(Stored entries)
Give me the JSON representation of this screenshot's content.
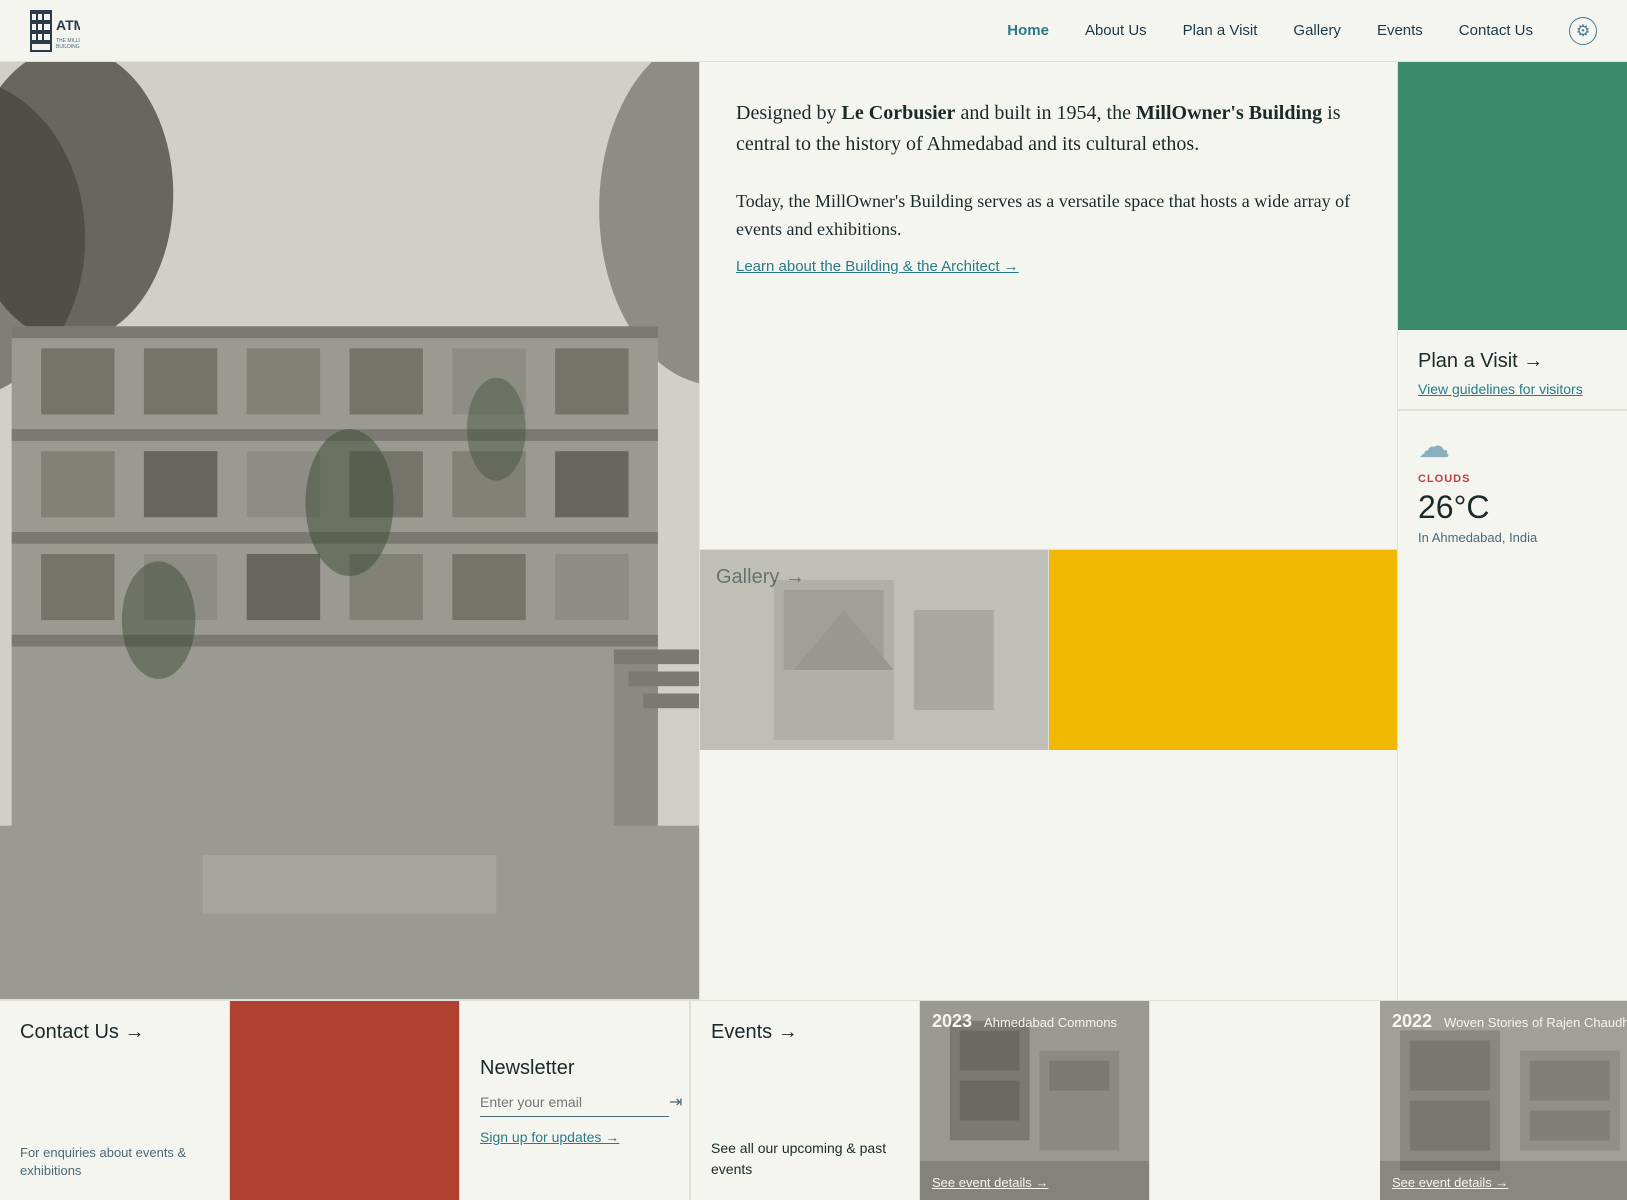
{
  "site": {
    "logo_text": "ATMA",
    "logo_subtitle": "THE MILLOWNER'S BUILDING"
  },
  "nav": {
    "items": [
      {
        "label": "Home",
        "active": true
      },
      {
        "label": "About Us",
        "active": false
      },
      {
        "label": "Plan a Visit",
        "active": false
      },
      {
        "label": "Gallery",
        "active": false
      },
      {
        "label": "Events",
        "active": false
      },
      {
        "label": "Contact Us",
        "active": false
      }
    ]
  },
  "hero": {
    "description_1_pre": "Designed by ",
    "description_1_bold1": "Le Corbusier",
    "description_1_mid": " and built in 1954, the ",
    "description_1_bold2": "MillOwner's Building",
    "description_1_post": " is central to the history of Ahmedabad and its cultural ethos.",
    "description_2": "Today, the MillOwner's Building serves as a versatile space that hosts a wide array of events and exhibitions.",
    "learn_link": "Learn about the Building & the Architect →"
  },
  "gallery": {
    "label": "Gallery →"
  },
  "plan_visit": {
    "title": "Plan a Visit →",
    "guidelines": "View guidelines for visitors"
  },
  "weather": {
    "icon": "☁",
    "label": "CLOUDS",
    "temperature": "26°C",
    "location": "In Ahmedabad, India"
  },
  "contact": {
    "title": "Contact Us →",
    "subtitle": "For enquiries about events & exhibitions"
  },
  "newsletter": {
    "title": "Newsletter",
    "email_placeholder": "Enter your email",
    "signup_label": "Sign up for updates →"
  },
  "events": {
    "title": "Events →",
    "see_all": "See all our upcoming & past events"
  },
  "event_cards": [
    {
      "year": "2023",
      "name": "Ahmedabad Commons",
      "details_link": "See event details →"
    },
    {
      "year": "2022",
      "name": "Woven Stories of Rajen Chaudhri",
      "details_link": "See event details →"
    }
  ]
}
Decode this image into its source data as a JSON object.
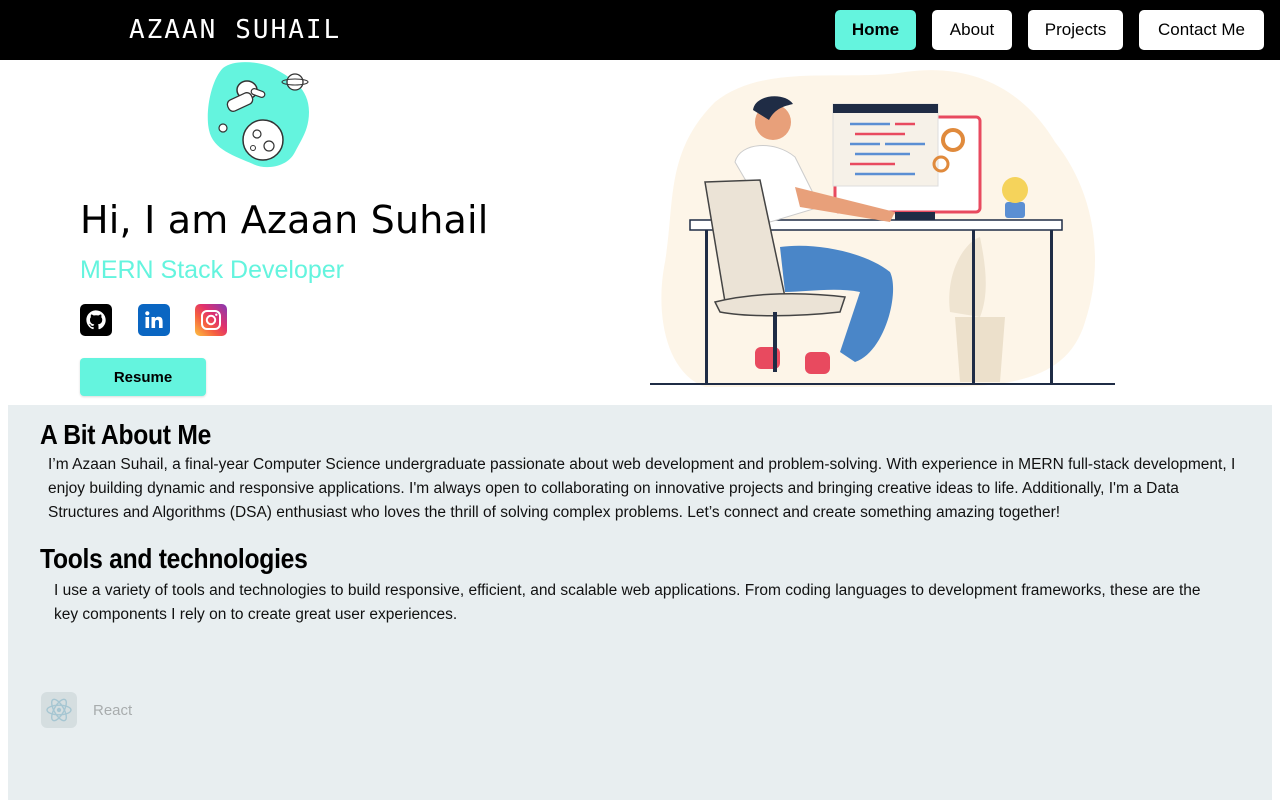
{
  "nav": {
    "brand_first": "AZAAN",
    "brand_second": "SUHAIL",
    "items": [
      {
        "label": "Home",
        "active": true
      },
      {
        "label": "About",
        "active": false
      },
      {
        "label": "Projects",
        "active": false
      },
      {
        "label": "Contact Me",
        "active": false
      }
    ]
  },
  "hero": {
    "title": "Hi, I am Azaan Suhail",
    "subtitle": "MERN Stack Developer",
    "socials": [
      {
        "icon": "github-icon",
        "color": "#000000"
      },
      {
        "icon": "linkedin-icon",
        "color": "#0a66c2"
      },
      {
        "icon": "instagram-icon",
        "color": "#e1306c"
      }
    ],
    "resume_label": "Resume"
  },
  "about": {
    "heading": "A Bit About Me",
    "text": "I’m Azaan Suhail, a final-year Computer Science undergraduate passionate about web development and problem-solving. With experience in MERN full-stack development, I enjoy building dynamic and responsive applications. I'm always open to collaborating on innovative projects and bringing creative ideas to life. Additionally, I'm a Data Structures and Algorithms (DSA) enthusiast who loves the thrill of solving complex problems. Let’s connect and create something amazing together!"
  },
  "tools": {
    "heading": "Tools and technologies",
    "text": "I use a variety of tools and technologies to build responsive, efficient, and scalable web applications. From coding languages to development frameworks, these are the key components I rely on to create great user experiences.",
    "items": [
      {
        "label": "React",
        "icon": "react-icon"
      }
    ]
  },
  "colors": {
    "accent": "#64f4de",
    "nav_bg": "#000000",
    "section_bg": "#e8eef0"
  }
}
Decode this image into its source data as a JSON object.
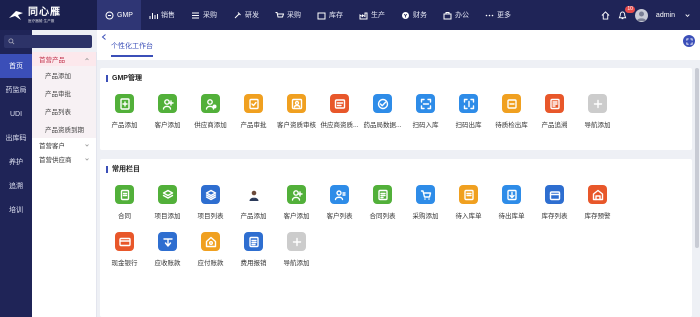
{
  "app": {
    "title": "同心雁",
    "subtitle": "医疗器械·生产服"
  },
  "topnav": [
    {
      "label": "GMP",
      "icon": "gmp-icon",
      "active": true
    },
    {
      "label": "销售",
      "icon": "chart-icon",
      "active": false
    },
    {
      "label": "采购",
      "icon": "list-icon",
      "active": false
    },
    {
      "label": "研发",
      "icon": "tools-icon",
      "active": false
    },
    {
      "label": "采购",
      "icon": "cart-icon",
      "active": false
    },
    {
      "label": "库存",
      "icon": "box-icon",
      "active": false
    },
    {
      "label": "生产",
      "icon": "factory-icon",
      "active": false
    },
    {
      "label": "财务",
      "icon": "coin-icon",
      "active": false
    },
    {
      "label": "办公",
      "icon": "briefcase-icon",
      "active": false
    },
    {
      "label": "更多",
      "icon": "more-icon",
      "active": false
    }
  ],
  "topright": {
    "notifications": "10",
    "username": "admin"
  },
  "sidebar": {
    "search_placeholder": "",
    "items": [
      {
        "label": "首页",
        "active": true
      },
      {
        "label": "药监局",
        "active": false
      },
      {
        "label": "UDI",
        "active": false
      },
      {
        "label": "出库码",
        "active": false
      },
      {
        "label": "养护",
        "active": false
      },
      {
        "label": "追溯",
        "active": false
      },
      {
        "label": "培训",
        "active": false
      }
    ]
  },
  "submenu": {
    "groups": [
      {
        "label": "首营产品",
        "open": true,
        "children": [
          "产品添加",
          "产品审批",
          "产品列表",
          "产品资质到期"
        ]
      },
      {
        "label": "首营客户",
        "open": false,
        "children": []
      },
      {
        "label": "首营供应商",
        "open": false,
        "children": []
      }
    ]
  },
  "tabs": [
    {
      "label": "个性化工作台",
      "active": true
    }
  ],
  "panels": [
    {
      "title": "GMP管理",
      "tiles": [
        {
          "label": "产品添加",
          "color": "#52b03a",
          "icon": "add-doc-icon"
        },
        {
          "label": "客户添加",
          "color": "#52b03a",
          "icon": "add-user-icon"
        },
        {
          "label": "供应商添加",
          "color": "#52b03a",
          "icon": "add-supplier-icon"
        },
        {
          "label": "产品审批",
          "color": "#f0a020",
          "icon": "approve-icon"
        },
        {
          "label": "客户资质审核",
          "color": "#f0a020",
          "icon": "user-audit-icon"
        },
        {
          "label": "供应商资质...",
          "color": "#e8572a",
          "icon": "supplier-audit-icon"
        },
        {
          "label": "药品局数据...",
          "color": "#2e8ce8",
          "icon": "database-icon"
        },
        {
          "label": "扫码入库",
          "color": "#2e8ce8",
          "icon": "scan-in-icon"
        },
        {
          "label": "扫码出库",
          "color": "#2e8ce8",
          "icon": "scan-out-icon"
        },
        {
          "label": "待质检出库",
          "color": "#f0a020",
          "icon": "inspect-icon"
        },
        {
          "label": "产品追溯",
          "color": "#e8572a",
          "icon": "trace-icon"
        },
        {
          "label": "导航添加",
          "color": "#cccccc",
          "icon": "plus-icon"
        }
      ]
    },
    {
      "title": "常用栏目",
      "tiles": [
        {
          "label": "合同",
          "color": "#52b03a",
          "icon": "contract-icon"
        },
        {
          "label": "项目添加",
          "color": "#52b03a",
          "icon": "project-add-icon"
        },
        {
          "label": "项目列表",
          "color": "#2e6ed0",
          "icon": "layers-icon"
        },
        {
          "label": "产品添加",
          "color": "#ffffff",
          "icon": "person-photo-icon"
        },
        {
          "label": "客户添加",
          "color": "#52b03a",
          "icon": "add-user-icon"
        },
        {
          "label": "客户列表",
          "color": "#2e8ce8",
          "icon": "user-list-icon"
        },
        {
          "label": "合同列表",
          "color": "#52b03a",
          "icon": "contract-list-icon"
        },
        {
          "label": "采购添加",
          "color": "#2e8ce8",
          "icon": "purchase-add-icon"
        },
        {
          "label": "待入库单",
          "color": "#f0a020",
          "icon": "inbound-icon"
        },
        {
          "label": "待出库单",
          "color": "#2e8ce8",
          "icon": "outbound-icon"
        },
        {
          "label": "库存列表",
          "color": "#2e6ed0",
          "icon": "inventory-icon"
        },
        {
          "label": "库存预警",
          "color": "#e8572a",
          "icon": "warehouse-icon"
        },
        {
          "label": "现金银行",
          "color": "#e8572a",
          "icon": "card-icon"
        },
        {
          "label": "应收账款",
          "color": "#2e6ed0",
          "icon": "receivable-icon"
        },
        {
          "label": "应付账款",
          "color": "#f0a020",
          "icon": "payable-icon"
        },
        {
          "label": "费用报销",
          "color": "#2e6ed0",
          "icon": "expense-icon"
        },
        {
          "label": "导航添加",
          "color": "#cccccc",
          "icon": "plus-icon"
        }
      ]
    }
  ]
}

* **What to do**
Search the entries for the word "MERN" and pick out every line that holds it.

* **Task response**
    "subtitle": "MERN Stack Developer",
    "text": "I’m Azaan Suhail, a final-year Computer Science undergraduate passionate about web development and problem-solving. With experience in MERN full-stack development, I enjoy building dynamic and responsive applications. I'm always open to collaborating on innovative projects and bringing creative ideas to life. Additionally, I'm a Data Structures and Algorithms (DSA) enthusiast who loves the thrill of solving complex problems. Let’s connect and create something amazing together!"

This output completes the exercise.